**** Dataset

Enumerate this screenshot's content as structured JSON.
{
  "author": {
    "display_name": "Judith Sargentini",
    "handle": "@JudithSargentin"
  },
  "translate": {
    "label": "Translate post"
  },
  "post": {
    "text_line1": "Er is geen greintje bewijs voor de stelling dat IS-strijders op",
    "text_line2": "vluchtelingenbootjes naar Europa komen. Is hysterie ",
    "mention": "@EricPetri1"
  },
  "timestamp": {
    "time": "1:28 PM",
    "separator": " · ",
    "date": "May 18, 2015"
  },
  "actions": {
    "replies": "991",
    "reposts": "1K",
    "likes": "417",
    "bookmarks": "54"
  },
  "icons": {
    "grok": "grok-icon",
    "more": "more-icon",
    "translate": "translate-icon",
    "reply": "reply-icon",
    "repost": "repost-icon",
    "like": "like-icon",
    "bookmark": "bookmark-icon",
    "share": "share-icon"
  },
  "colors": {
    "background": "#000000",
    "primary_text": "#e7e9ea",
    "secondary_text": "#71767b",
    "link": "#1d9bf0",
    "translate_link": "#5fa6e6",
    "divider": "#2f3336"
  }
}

********

» Directions for this task
Return each entry from above without altering a single character.

» Output for this task
Enumerate this screenshot's content as structured JSON.
{
  "author": {
    "display_name": "Judith Sargentini",
    "handle": "@JudithSargentin"
  },
  "translate": {
    "label": "Translate post"
  },
  "post": {
    "text_line1": "Er is geen greintje bewijs voor de stelling dat IS-strijders op",
    "text_line2": "vluchtelingenbootjes naar Europa komen. Is hysterie ",
    "mention": "@EricPetri1"
  },
  "timestamp": {
    "time": "1:28 PM",
    "separator": " · ",
    "date": "May 18, 2015"
  },
  "actions": {
    "replies": "991",
    "reposts": "1K",
    "likes": "417",
    "bookmarks": "54"
  },
  "icons": {
    "grok": "grok-icon",
    "more": "more-icon",
    "translate": "translate-icon",
    "reply": "reply-icon",
    "repost": "repost-icon",
    "like": "like-icon",
    "bookmark": "bookmark-icon",
    "share": "share-icon"
  },
  "colors": {
    "background": "#000000",
    "primary_text": "#e7e9ea",
    "secondary_text": "#71767b",
    "link": "#1d9bf0",
    "translate_link": "#5fa6e6",
    "divider": "#2f3336"
  }
}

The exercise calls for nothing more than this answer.